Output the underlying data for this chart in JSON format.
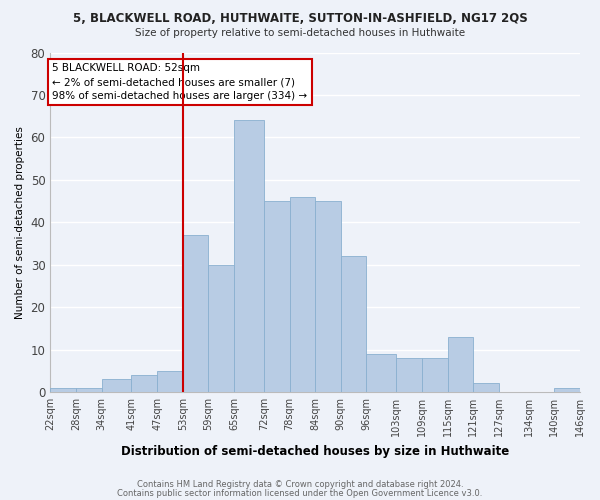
{
  "title": "5, BLACKWELL ROAD, HUTHWAITE, SUTTON-IN-ASHFIELD, NG17 2QS",
  "subtitle": "Size of property relative to semi-detached houses in Huthwaite",
  "xlabel": "Distribution of semi-detached houses by size in Huthwaite",
  "ylabel": "Number of semi-detached properties",
  "bar_color": "#b8cce4",
  "bar_edge_color": "#8ab0d0",
  "vline_x": 53,
  "vline_color": "#cc0000",
  "annotation_title": "5 BLACKWELL ROAD: 52sqm",
  "annotation_line1": "← 2% of semi-detached houses are smaller (7)",
  "annotation_line2": "98% of semi-detached houses are larger (334) →",
  "bin_labels": [
    "22sqm",
    "28sqm",
    "34sqm",
    "41sqm",
    "47sqm",
    "53sqm",
    "59sqm",
    "65sqm",
    "72sqm",
    "78sqm",
    "84sqm",
    "90sqm",
    "96sqm",
    "103sqm",
    "109sqm",
    "115sqm",
    "121sqm",
    "127sqm",
    "134sqm",
    "140sqm",
    "146sqm"
  ],
  "bin_edges": [
    22,
    28,
    34,
    41,
    47,
    53,
    59,
    65,
    72,
    78,
    84,
    90,
    96,
    103,
    109,
    115,
    121,
    127,
    134,
    140,
    146
  ],
  "counts": [
    1,
    1,
    3,
    4,
    5,
    37,
    30,
    64,
    45,
    46,
    45,
    32,
    9,
    8,
    8,
    13,
    2,
    0,
    0,
    1
  ],
  "ylim": [
    0,
    80
  ],
  "yticks": [
    0,
    10,
    20,
    30,
    40,
    50,
    60,
    70,
    80
  ],
  "background_color": "#eef2f9",
  "grid_color": "#ffffff",
  "footer1": "Contains HM Land Registry data © Crown copyright and database right 2024.",
  "footer2": "Contains public sector information licensed under the Open Government Licence v3.0."
}
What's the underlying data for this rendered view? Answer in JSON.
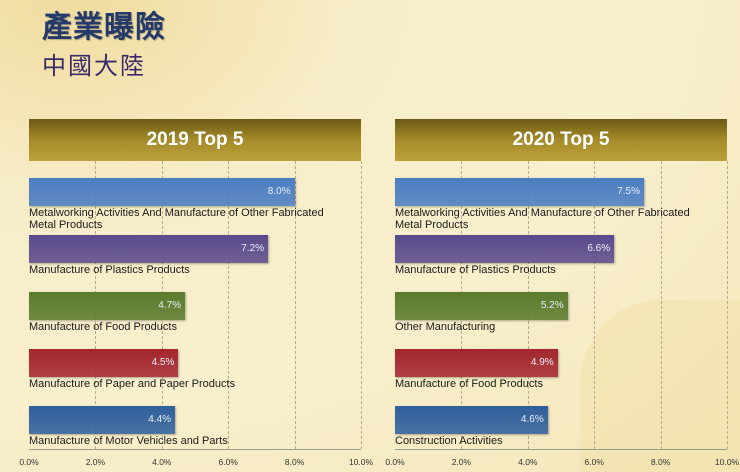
{
  "title": "產業曝險",
  "subtitle": "中國大陸",
  "chart_data": [
    {
      "type": "bar",
      "orientation": "horizontal",
      "title": "2019 Top 5",
      "xlim": [
        0,
        10
      ],
      "ticks": [
        "0.0%",
        "2.0%",
        "4.0%",
        "6.0%",
        "8.0%",
        "10.0%"
      ],
      "categories": [
        "Metalworking Activities And Manufacture of Other Fabricated Metal Products",
        "Manufacture of Plastics Products",
        "Manufacture of Food Products",
        "Manufacture of Paper and Paper Products",
        "Manufacture of Motor Vehicles and Parts"
      ],
      "values": [
        8.0,
        7.2,
        4.7,
        4.5,
        4.4
      ],
      "labels": [
        "8.0%",
        "7.2%",
        "4.7%",
        "4.5%",
        "4.4%"
      ],
      "colors": [
        "#4a7dc2",
        "#5b4a8c",
        "#5a7b2c",
        "#a3262f",
        "#2f5f9c"
      ]
    },
    {
      "type": "bar",
      "orientation": "horizontal",
      "title": "2020 Top 5",
      "xlim": [
        0,
        10
      ],
      "ticks": [
        "0.0%",
        "2.0%",
        "4.0%",
        "6.0%",
        "8.0%",
        "10.0%"
      ],
      "categories": [
        "Metalworking Activities And Manufacture of Other Fabricated Metal Products",
        "Manufacture of Plastics Products",
        "Other Manufacturing",
        "Manufacture of Food Products",
        "Construction Activities"
      ],
      "values": [
        7.5,
        6.6,
        5.2,
        4.9,
        4.6
      ],
      "labels": [
        "7.5%",
        "6.6%",
        "5.2%",
        "4.9%",
        "4.6%"
      ],
      "colors": [
        "#4a7dc2",
        "#5b4a8c",
        "#5a7b2c",
        "#a3262f",
        "#2f5f9c"
      ]
    }
  ]
}
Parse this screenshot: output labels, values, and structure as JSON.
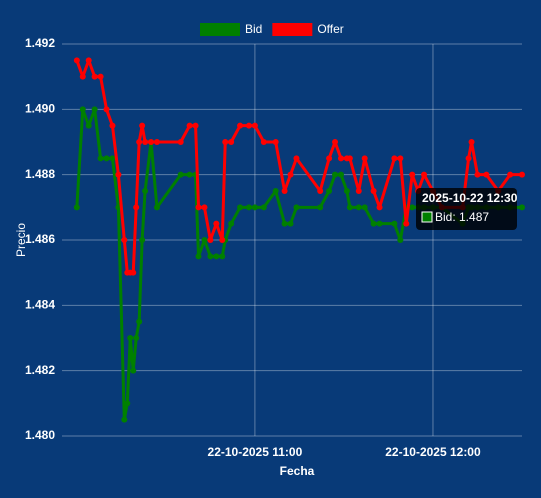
{
  "chart_data": {
    "type": "line",
    "x_label": "Fecha",
    "y_label": "Precio",
    "x": [
      "22-10-2025 10:00",
      "22-10-2025 10:02",
      "22-10-2025 10:04",
      "22-10-2025 10:06",
      "22-10-2025 10:08",
      "22-10-2025 10:10",
      "22-10-2025 10:12",
      "22-10-2025 10:14",
      "22-10-2025 10:16",
      "22-10-2025 10:17",
      "22-10-2025 10:18",
      "22-10-2025 10:19",
      "22-10-2025 10:20",
      "22-10-2025 10:21",
      "22-10-2025 10:22",
      "22-10-2025 10:23",
      "22-10-2025 10:25",
      "22-10-2025 10:27",
      "22-10-2025 10:35",
      "22-10-2025 10:38",
      "22-10-2025 10:40",
      "22-10-2025 10:41",
      "22-10-2025 10:43",
      "22-10-2025 10:45",
      "22-10-2025 10:47",
      "22-10-2025 10:49",
      "22-10-2025 10:50",
      "22-10-2025 10:52",
      "22-10-2025 10:55",
      "22-10-2025 10:58",
      "22-10-2025 11:00",
      "22-10-2025 11:03",
      "22-10-2025 11:07",
      "22-10-2025 11:10",
      "22-10-2025 11:12",
      "22-10-2025 11:14",
      "22-10-2025 11:22",
      "22-10-2025 11:25",
      "22-10-2025 11:27",
      "22-10-2025 11:29",
      "22-10-2025 11:31",
      "22-10-2025 11:32",
      "22-10-2025 11:35",
      "22-10-2025 11:37",
      "22-10-2025 11:40",
      "22-10-2025 11:42",
      "22-10-2025 11:47",
      "22-10-2025 11:49",
      "22-10-2025 11:51",
      "22-10-2025 11:53",
      "22-10-2025 11:55",
      "22-10-2025 11:57",
      "22-10-2025 12:00",
      "22-10-2025 12:03",
      "22-10-2025 12:10",
      "22-10-2025 12:12",
      "22-10-2025 12:13",
      "22-10-2025 12:15",
      "22-10-2025 12:18",
      "22-10-2025 12:22",
      "22-10-2025 12:26",
      "22-10-2025 12:30"
    ],
    "series": [
      {
        "name": "Bid",
        "color": "#008000",
        "values": [
          1.487,
          1.49,
          1.4895,
          1.49,
          1.4885,
          1.4885,
          1.4885,
          1.487,
          1.4805,
          1.481,
          1.483,
          1.482,
          1.483,
          1.4835,
          1.486,
          1.4875,
          1.489,
          1.487,
          1.488,
          1.488,
          1.488,
          1.4855,
          1.486,
          1.4855,
          1.4855,
          1.4855,
          1.486,
          1.4865,
          1.487,
          1.487,
          1.487,
          1.487,
          1.4875,
          1.4865,
          1.4865,
          1.487,
          1.487,
          1.4875,
          1.488,
          1.488,
          1.4875,
          1.487,
          1.487,
          1.487,
          1.4865,
          1.4865,
          1.4865,
          1.486,
          1.487,
          1.487,
          1.487,
          1.487,
          1.487,
          1.487,
          1.4865,
          1.487,
          1.487,
          1.487,
          1.487,
          1.487,
          1.487,
          1.487
        ]
      },
      {
        "name": "Offer",
        "color": "#ff0000",
        "values": [
          1.4915,
          1.491,
          1.4915,
          1.491,
          1.491,
          1.49,
          1.4895,
          1.488,
          1.486,
          1.485,
          1.485,
          1.485,
          1.487,
          1.489,
          1.4895,
          1.489,
          1.489,
          1.489,
          1.489,
          1.4895,
          1.4895,
          1.487,
          1.487,
          1.486,
          1.4865,
          1.486,
          1.489,
          1.489,
          1.4895,
          1.4895,
          1.4895,
          1.489,
          1.489,
          1.4875,
          1.488,
          1.4885,
          1.4875,
          1.4885,
          1.489,
          1.4885,
          1.4885,
          1.4885,
          1.4875,
          1.4885,
          1.4875,
          1.487,
          1.4885,
          1.4885,
          1.4865,
          1.488,
          1.4875,
          1.488,
          1.4875,
          1.487,
          1.487,
          1.4885,
          1.489,
          1.488,
          1.488,
          1.4875,
          1.488,
          1.488
        ]
      }
    ],
    "xlim": [
      "22-10-2025 09:55",
      "22-10-2025 12:30"
    ],
    "xticks": [
      "22-10-2025 11:00",
      "22-10-2025 12:00"
    ],
    "ylim": [
      1.48,
      1.492
    ],
    "yticks": [
      {
        "value": 1.48,
        "label": "1.480"
      },
      1.482,
      1.484,
      1.486,
      1.488,
      {
        "value": 1.49,
        "label": "1.490"
      },
      1.492
    ],
    "grid": true,
    "legend": "top",
    "tooltip": {
      "title": "2025-10-22 12:30",
      "label": "Bid: 1.487"
    }
  }
}
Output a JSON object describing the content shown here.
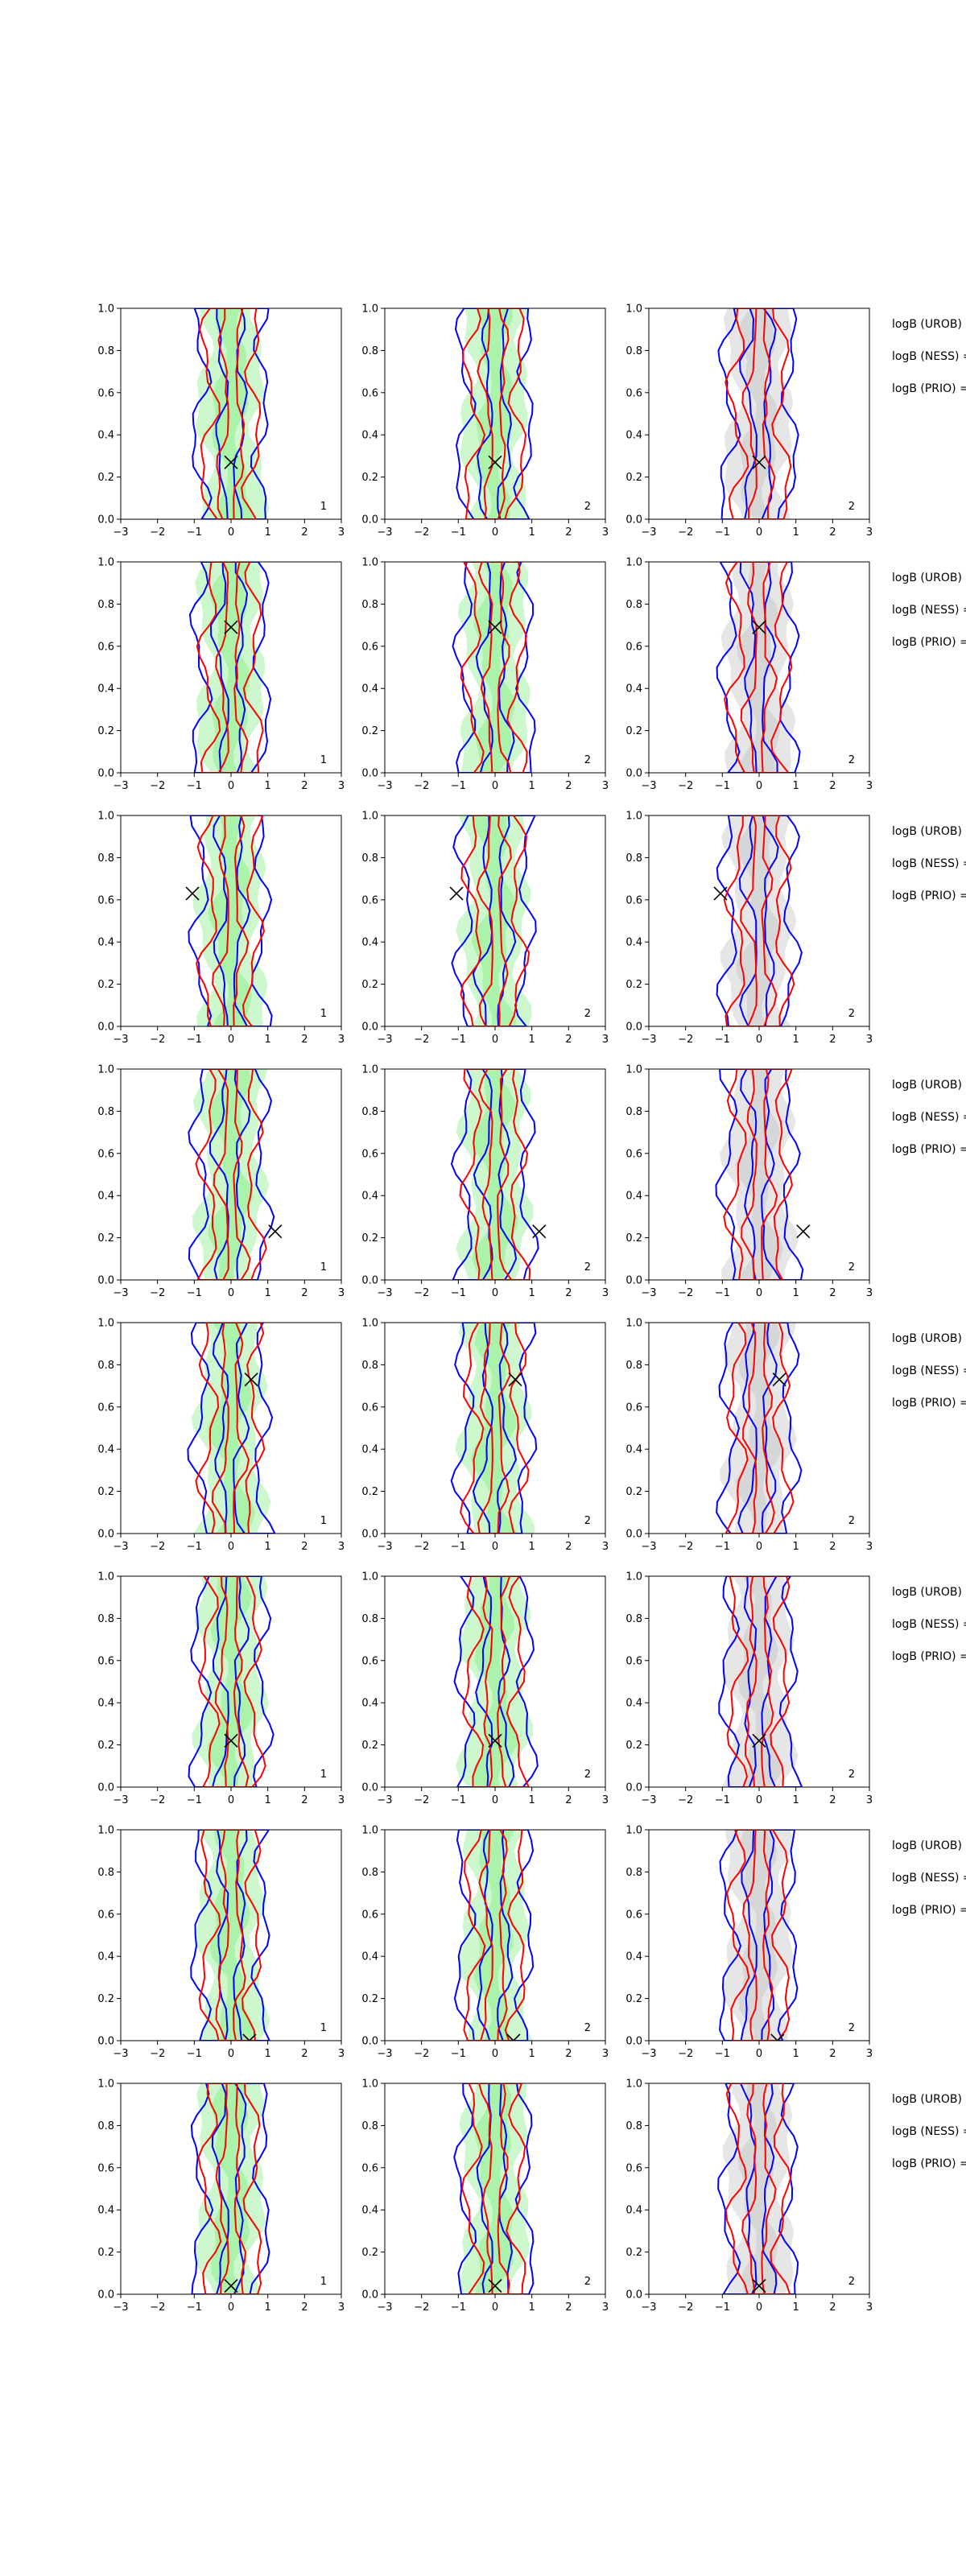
{
  "chart_data": {
    "type": "contour",
    "grid": {
      "rows": 8,
      "cols": 3
    },
    "xlim": [
      -3,
      3
    ],
    "ylim": [
      0,
      1
    ],
    "xticks": [
      -3,
      -2,
      -1,
      0,
      1,
      2,
      3
    ],
    "yticks": [
      0.0,
      0.2,
      0.4,
      0.6,
      0.8,
      1.0
    ],
    "xtick_labels": [
      "−3",
      "−2",
      "−1",
      "0",
      "1",
      "2",
      "3"
    ],
    "ytick_labels": [
      "0.0",
      "0.2",
      "0.4",
      "0.6",
      "0.8",
      "1.0"
    ],
    "panel_ids": [
      "1",
      "2",
      "2"
    ],
    "colors": {
      "blue": "#0000ff",
      "red": "#ff0000",
      "green_fill": "#90ee90",
      "gray_fill": "#c8c8c8",
      "marker": "#000000"
    },
    "rows": [
      {
        "marker": [
          0.0,
          0.27
        ],
        "side_labels": [
          "logB (UROB)",
          "logB (NESS) =",
          "logB (PRIO) ="
        ]
      },
      {
        "marker": [
          0.0,
          0.69
        ],
        "side_labels": [
          "logB (UROB) =",
          "logB (NESS) =",
          "logB (PRIO) ="
        ]
      },
      {
        "marker": [
          -1.05,
          0.63
        ],
        "side_labels": [
          "logB (UROB) =",
          "logB (NESS) =",
          "logB (PRIO) ="
        ]
      },
      {
        "marker": [
          1.2,
          0.23
        ],
        "side_labels": [
          "logB (UROB) =",
          "logB (NESS) =",
          "logB (PRIO) ="
        ]
      },
      {
        "marker": [
          0.55,
          0.73
        ],
        "side_labels": [
          "logB (UROB) =",
          "logB (NESS) =",
          "logB (PRIO) ="
        ]
      },
      {
        "marker": [
          0.0,
          0.22
        ],
        "side_labels": [
          "logB (UROB) =",
          "logB (NESS) =",
          "logB (PRIO) ="
        ]
      },
      {
        "marker": [
          0.5,
          0.0
        ],
        "side_labels": [
          "logB (UROB) =",
          "logB (NESS) =",
          "logB (PRIO) ="
        ]
      },
      {
        "marker": [
          0.0,
          0.04
        ],
        "side_labels": [
          "logB (UROB) =",
          "logB (NESS) =",
          "logB (PRIO) ="
        ]
      }
    ]
  }
}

==*==

Exercise task
Report how many lines in the records above contain the word "houses", giving only the number.

Task response
4